Collected data:
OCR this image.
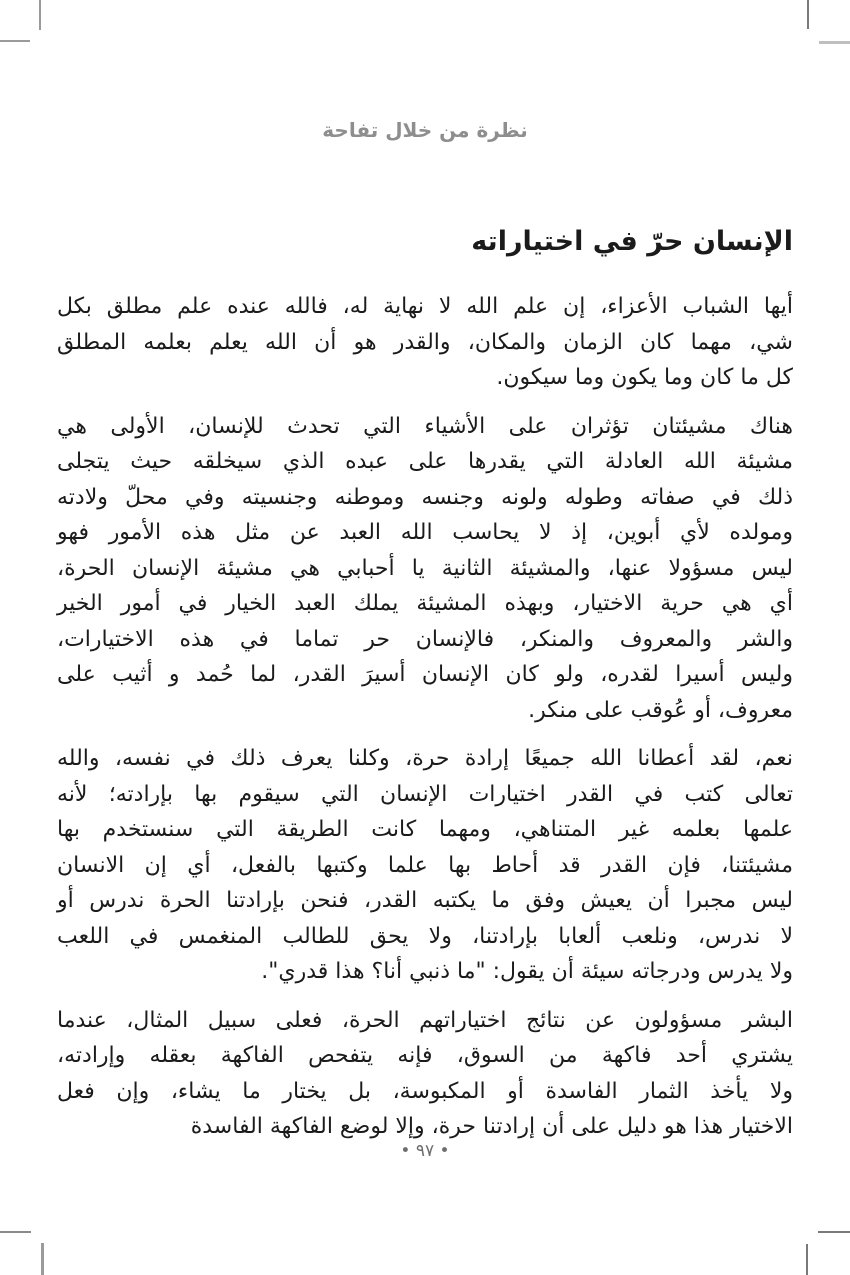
نظرة من خلال تفاحة
الإنسان حرّ في اختياراته
أيها الشباب الأعزاء، إن علم الله لا نهاية له، فالله عنده علم مطلق بكل
شي، مهما كان الزمان والمكان، والقدر هو أن الله يعلم بعلمه المطلق
كل ما كان وما يكون وما سيكون.
هناك مشيئتان تؤثران على الأشياء التي تحدث للإنسان، الأولى هي
مشيئة الله العادلة التي يقدرها على عبده الذي سيخلقه حيث يتجلى
ذلك في صفاته وطوله ولونه وجنسه وموطنه وجنسيته وفي محلّ ولادته
ومولده لأي أبوين، إذ لا يحاسب الله العبد عن مثل هذه الأمور فهو
ليس مسؤولا عنها، والمشيئة الثانية يا أحبابي هي مشيئة الإنسان الحرة،
أي هي حرية الاختيار، وبهذه المشيئة يملك العبد الخيار في أمور الخير
والشر والمعروف والمنكر، فالإنسان حر تماما في هذه الاختيارات،
وليس أسيرا لقدره، ولو كان الإنسان أسيرَ القدر، لما حُمد و أثيب على
معروف، أو عُوقب على منكر.
نعم، لقد أعطانا الله جميعًا إرادة حرة، وكلنا يعرف ذلك في نفسه، والله
تعالى كتب في القدر اختيارات الإنسان التي سيقوم بها بإرادته؛ لأنه
علمها بعلمه غير المتناهي، ومهما كانت الطريقة التي سنستخدم بها
مشيئتنا، فإن القدر قد أحاط بها علما وكتبها بالفعل، أي إن الانسان
ليس مجبرا أن يعيش وفق ما يكتبه القدر، فنحن بإرادتنا الحرة ندرس أو
لا ندرس، ونلعب ألعابا بإرادتنا، ولا يحق للطالب المنغمس في اللعب
ولا يدرس ودرجاته سيئة أن يقول: "ما ذنبي أنا؟ هذا قدري".
البشر مسؤولون عن نتائج اختياراتهم الحرة، فعلى سبيل المثال، عندما
يشتري أحد فاكهة من السوق، فإنه يتفحص الفاكهة بعقله وإرادته،
ولا يأخذ الثمار الفاسدة أو المكبوسة، بل يختار ما يشاء، وإن فعل
الاختيار هذا هو دليل على أن إرادتنا حرة، وإلا لوضع الفاكهة الفاسدة
• ٩٧ •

**Directions**:
Filter lines by "العبد" and return each hit.

**Finished exercise**:
ومولده لأي أبوين، إذ لا يحاسب الله العبد عن مثل هذه الأمور فهو
أي هي حرية الاختيار، وبهذه المشيئة يملك العبد الخيار في أمور الخير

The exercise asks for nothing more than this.